> _Instruction_
Every entry here needs to be repeated exactly.

===== Input material =====

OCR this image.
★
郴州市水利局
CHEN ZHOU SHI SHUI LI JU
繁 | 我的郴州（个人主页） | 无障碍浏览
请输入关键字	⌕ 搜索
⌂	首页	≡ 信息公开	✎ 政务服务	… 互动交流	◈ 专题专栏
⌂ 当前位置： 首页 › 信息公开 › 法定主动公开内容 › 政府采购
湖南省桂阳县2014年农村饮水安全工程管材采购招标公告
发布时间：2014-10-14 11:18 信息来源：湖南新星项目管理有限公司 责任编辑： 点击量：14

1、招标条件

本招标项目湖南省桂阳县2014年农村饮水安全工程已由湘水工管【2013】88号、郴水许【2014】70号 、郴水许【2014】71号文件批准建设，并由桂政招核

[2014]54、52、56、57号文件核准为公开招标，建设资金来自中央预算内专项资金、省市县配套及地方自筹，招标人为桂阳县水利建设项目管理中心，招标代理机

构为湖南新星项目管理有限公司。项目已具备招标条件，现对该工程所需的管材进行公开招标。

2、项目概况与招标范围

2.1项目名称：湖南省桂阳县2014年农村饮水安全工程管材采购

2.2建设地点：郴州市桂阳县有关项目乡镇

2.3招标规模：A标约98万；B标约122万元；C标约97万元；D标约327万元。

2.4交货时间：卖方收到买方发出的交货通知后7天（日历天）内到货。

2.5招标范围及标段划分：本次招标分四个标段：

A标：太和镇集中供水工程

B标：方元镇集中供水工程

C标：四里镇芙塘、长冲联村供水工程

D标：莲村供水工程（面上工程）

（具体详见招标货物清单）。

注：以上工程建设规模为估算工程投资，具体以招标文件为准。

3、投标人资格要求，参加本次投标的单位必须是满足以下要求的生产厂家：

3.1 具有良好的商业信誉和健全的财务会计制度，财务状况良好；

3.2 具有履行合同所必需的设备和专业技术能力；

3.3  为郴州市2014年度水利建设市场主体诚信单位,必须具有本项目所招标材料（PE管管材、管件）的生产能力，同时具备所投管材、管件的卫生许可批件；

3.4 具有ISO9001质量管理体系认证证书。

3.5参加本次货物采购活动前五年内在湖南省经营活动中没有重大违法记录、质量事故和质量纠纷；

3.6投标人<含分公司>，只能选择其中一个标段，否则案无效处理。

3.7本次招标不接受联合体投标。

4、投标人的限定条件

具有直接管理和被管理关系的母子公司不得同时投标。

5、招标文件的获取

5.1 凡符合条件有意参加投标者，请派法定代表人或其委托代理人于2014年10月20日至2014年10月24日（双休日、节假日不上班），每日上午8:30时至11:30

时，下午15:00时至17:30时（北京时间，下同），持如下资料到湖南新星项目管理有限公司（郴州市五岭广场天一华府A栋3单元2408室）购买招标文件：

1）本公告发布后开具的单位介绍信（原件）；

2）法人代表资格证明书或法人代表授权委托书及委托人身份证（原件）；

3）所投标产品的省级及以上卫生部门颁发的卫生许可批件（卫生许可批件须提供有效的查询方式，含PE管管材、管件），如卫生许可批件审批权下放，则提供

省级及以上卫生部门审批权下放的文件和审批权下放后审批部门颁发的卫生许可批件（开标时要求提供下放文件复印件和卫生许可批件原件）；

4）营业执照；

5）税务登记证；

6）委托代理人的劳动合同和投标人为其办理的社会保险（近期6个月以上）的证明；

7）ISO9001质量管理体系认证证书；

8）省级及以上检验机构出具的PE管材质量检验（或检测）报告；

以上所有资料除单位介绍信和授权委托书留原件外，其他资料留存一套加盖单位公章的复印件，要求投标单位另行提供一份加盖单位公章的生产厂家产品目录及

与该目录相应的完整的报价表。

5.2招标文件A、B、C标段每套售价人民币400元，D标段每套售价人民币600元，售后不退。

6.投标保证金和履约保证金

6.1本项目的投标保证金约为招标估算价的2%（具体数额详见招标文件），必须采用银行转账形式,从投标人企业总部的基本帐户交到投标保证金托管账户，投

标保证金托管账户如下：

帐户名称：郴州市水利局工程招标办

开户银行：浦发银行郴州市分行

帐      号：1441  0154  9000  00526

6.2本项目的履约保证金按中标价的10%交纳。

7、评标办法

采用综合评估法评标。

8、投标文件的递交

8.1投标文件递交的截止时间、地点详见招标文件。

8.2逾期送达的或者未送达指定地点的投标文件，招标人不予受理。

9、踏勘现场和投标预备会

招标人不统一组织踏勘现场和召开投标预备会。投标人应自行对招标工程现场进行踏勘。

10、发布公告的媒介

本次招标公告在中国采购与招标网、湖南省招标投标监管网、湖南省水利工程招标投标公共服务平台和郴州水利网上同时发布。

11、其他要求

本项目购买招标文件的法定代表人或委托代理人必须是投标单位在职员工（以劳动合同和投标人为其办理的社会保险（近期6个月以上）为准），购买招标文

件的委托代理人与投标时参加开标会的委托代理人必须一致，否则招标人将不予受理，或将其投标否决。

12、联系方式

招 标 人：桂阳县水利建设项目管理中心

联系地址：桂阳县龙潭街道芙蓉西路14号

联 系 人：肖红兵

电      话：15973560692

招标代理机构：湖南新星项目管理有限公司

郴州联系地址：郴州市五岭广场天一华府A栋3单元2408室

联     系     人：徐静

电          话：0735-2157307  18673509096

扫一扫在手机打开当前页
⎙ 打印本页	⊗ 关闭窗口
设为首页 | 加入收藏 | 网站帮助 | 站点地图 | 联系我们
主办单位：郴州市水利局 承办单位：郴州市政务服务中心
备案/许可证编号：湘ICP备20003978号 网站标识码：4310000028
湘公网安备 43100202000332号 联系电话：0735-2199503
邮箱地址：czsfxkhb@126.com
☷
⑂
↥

=====

> _The reply_
OCR this image.
★
郴州市水利局
CHEN ZHOU SHI SHUI LI JU
繁 | 我的郴州（个人主页） | 无障碍浏览
请输入关键字	⌕ 搜索
⌂	首页	≡ 信息公开	✎ 政务服务	… 互动交流	◈ 专题专栏
⌂ 当前位置： 首页 › 信息公开 › 法定主动公开内容 › 政府采购
湖南省桂阳县2014年农村饮水安全工程管材采购招标公告
发布时间：2014-10-14 11:18 信息来源：湖南新星项目管理有限公司 责任编辑： 点击量：14

1、招标条件

本招标项目湖南省桂阳县2014年农村饮水安全工程已由湘水工管【2013】88号、郴水许【2014】70号 、郴水许【2014】71号文件批准建设，并由桂政招核

[2014]54、52、56、57号文件核准为公开招标，建设资金来自中央预算内专项资金、省市县配套及地方自筹，招标人为桂阳县水利建设项目管理中心，招标代理机

构为湖南新星项目管理有限公司。项目已具备招标条件，现对该工程所需的管材进行公开招标。

2、项目概况与招标范围

2.1项目名称：湖南省桂阳县2014年农村饮水安全工程管材采购

2.2建设地点：郴州市桂阳县有关项目乡镇

2.3招标规模：A标约98万；B标约122万元；C标约97万元；D标约327万元。

2.4交货时间：卖方收到买方发出的交货通知后7天（日历天）内到货。

2.5招标范围及标段划分：本次招标分四个标段：

A标：太和镇集中供水工程

B标：方元镇集中供水工程

C标：四里镇芙塘、长冲联村供水工程

D标：莲村供水工程（面上工程）

（具体详见招标货物清单）。

注：以上工程建设规模为估算工程投资，具体以招标文件为准。

3、投标人资格要求，参加本次投标的单位必须是满足以下要求的生产厂家：

3.1 具有良好的商业信誉和健全的财务会计制度，财务状况良好；

3.2 具有履行合同所必需的设备和专业技术能力；

3.3  为郴州市2014年度水利建设市场主体诚信单位,必须具有本项目所招标材料（PE管管材、管件）的生产能力，同时具备所投管材、管件的卫生许可批件；

3.4 具有ISO9001质量管理体系认证证书。

3.5参加本次货物采购活动前五年内在湖南省经营活动中没有重大违法记录、质量事故和质量纠纷；

3.6投标人<含分公司>，只能选择其中一个标段，否则案无效处理。

3.7本次招标不接受联合体投标。

4、投标人的限定条件

具有直接管理和被管理关系的母子公司不得同时投标。

5、招标文件的获取

5.1 凡符合条件有意参加投标者，请派法定代表人或其委托代理人于2014年10月20日至2014年10月24日（双休日、节假日不上班），每日上午8:30时至11:30

时，下午15:00时至17:30时（北京时间，下同），持如下资料到湖南新星项目管理有限公司（郴州市五岭广场天一华府A栋3单元2408室）购买招标文件：

1）本公告发布后开具的单位介绍信（原件）；

2）法人代表资格证明书或法人代表授权委托书及委托人身份证（原件）；

3）所投标产品的省级及以上卫生部门颁发的卫生许可批件（卫生许可批件须提供有效的查询方式，含PE管管材、管件），如卫生许可批件审批权下放，则提供

省级及以上卫生部门审批权下放的文件和审批权下放后审批部门颁发的卫生许可批件（开标时要求提供下放文件复印件和卫生许可批件原件）；

4）营业执照；

5）税务登记证；

6）委托代理人的劳动合同和投标人为其办理的社会保险（近期6个月以上）的证明；

7）ISO9001质量管理体系认证证书；

8）省级及以上检验机构出具的PE管材质量检验（或检测）报告；

以上所有资料除单位介绍信和授权委托书留原件外，其他资料留存一套加盖单位公章的复印件，要求投标单位另行提供一份加盖单位公章的生产厂家产品目录及

与该目录相应的完整的报价表。

5.2招标文件A、B、C标段每套售价人民币400元，D标段每套售价人民币600元，售后不退。

6.投标保证金和履约保证金

6.1本项目的投标保证金约为招标估算价的2%（具体数额详见招标文件），必须采用银行转账形式,从投标人企业总部的基本帐户交到投标保证金托管账户，投

标保证金托管账户如下：

帐户名称：郴州市水利局工程招标办

开户银行：浦发银行郴州市分行

帐      号：1441  0154  9000  00526

6.2本项目的履约保证金按中标价的10%交纳。

7、评标办法

采用综合评估法评标。

8、投标文件的递交

8.1投标文件递交的截止时间、地点详见招标文件。

8.2逾期送达的或者未送达指定地点的投标文件，招标人不予受理。

9、踏勘现场和投标预备会

招标人不统一组织踏勘现场和召开投标预备会。投标人应自行对招标工程现场进行踏勘。

10、发布公告的媒介

本次招标公告在中国采购与招标网、湖南省招标投标监管网、湖南省水利工程招标投标公共服务平台和郴州水利网上同时发布。

11、其他要求

本项目购买招标文件的法定代表人或委托代理人必须是投标单位在职员工（以劳动合同和投标人为其办理的社会保险（近期6个月以上）为准），购买招标文

件的委托代理人与投标时参加开标会的委托代理人必须一致，否则招标人将不予受理，或将其投标否决。

12、联系方式

招 标 人：桂阳县水利建设项目管理中心

联系地址：桂阳县龙潭街道芙蓉西路14号

联 系 人：肖红兵

电      话：15973560692

招标代理机构：湖南新星项目管理有限公司

郴州联系地址：郴州市五岭广场天一华府A栋3单元2408室

联     系     人：徐静

电          话：0735-2157307  18673509096

扫一扫在手机打开当前页
⎙ 打印本页	⊗ 关闭窗口
设为首页 | 加入收藏 | 网站帮助 | 站点地图 | 联系我们
主办单位：郴州市水利局 承办单位：郴州市政务服务中心
备案/许可证编号：湘ICP备20003978号 网站标识码：4310000028
湘公网安备 43100202000332号 联系电话：0735-2199503
邮箱地址：czsfxkhb@126.com
☷
⑂
↥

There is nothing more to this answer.